* [GIVEN TASK]: Write out the material exactly, leaving every picture behind.

* [Data records]:
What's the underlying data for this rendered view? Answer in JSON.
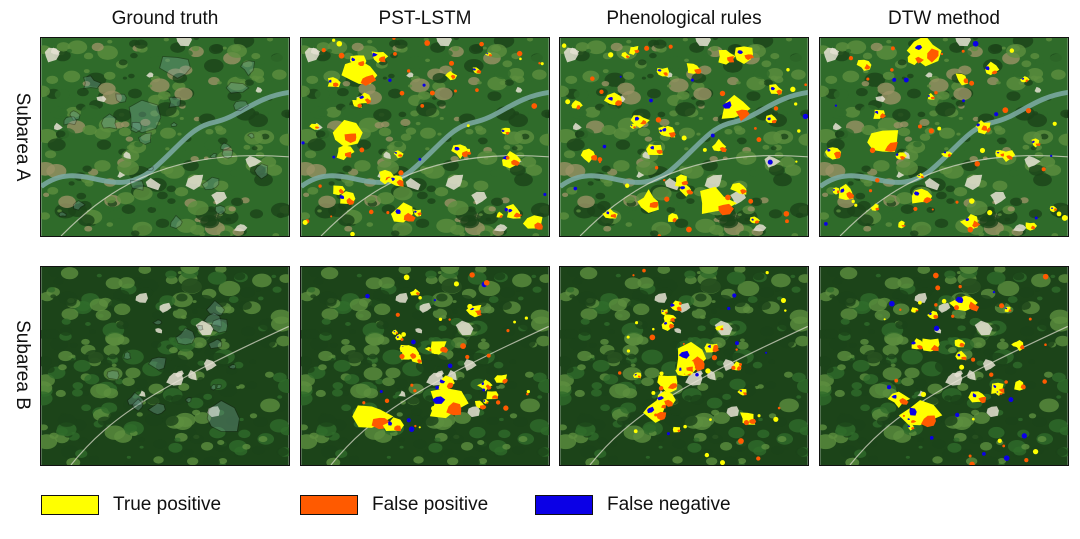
{
  "columns": [
    "Ground truth",
    "PST-LSTM",
    "Phenological rules",
    "DTW method"
  ],
  "rows": [
    "Subarea A",
    "Subarea B"
  ],
  "legend": [
    {
      "label": "True positive",
      "color": "#ffff00"
    },
    {
      "label": "False positive",
      "color": "#ff5a00"
    },
    {
      "label": "False negative",
      "color": "#0b00e6"
    }
  ],
  "colors": {
    "forest_dark": "#1c4419",
    "forest_mid": "#2f6b2a",
    "forest_light": "#5d8f3f",
    "farmland": "#9a9265",
    "bare": "#e6e2d4",
    "water": "#7aa8a0",
    "outline": "#111111",
    "true_positive": "#ffff00",
    "false_positive": "#ff5a00",
    "false_negative": "#0b00e6"
  }
}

* [WRITTEN RESPONSE]:
What's the underlying data for this rendered view? Answer in JSON.
{
  "columns": [
    "Ground truth",
    "PST-LSTM",
    "Phenological rules",
    "DTW method"
  ],
  "rows": [
    "Subarea A",
    "Subarea B"
  ],
  "legend": [
    {
      "label": "True positive",
      "color": "#ffff00"
    },
    {
      "label": "False positive",
      "color": "#ff5a00"
    },
    {
      "label": "False negative",
      "color": "#0b00e6"
    }
  ],
  "colors": {
    "forest_dark": "#1c4419",
    "forest_mid": "#2f6b2a",
    "forest_light": "#5d8f3f",
    "farmland": "#9a9265",
    "bare": "#e6e2d4",
    "water": "#7aa8a0",
    "outline": "#111111",
    "true_positive": "#ffff00",
    "false_positive": "#ff5a00",
    "false_negative": "#0b00e6"
  }
}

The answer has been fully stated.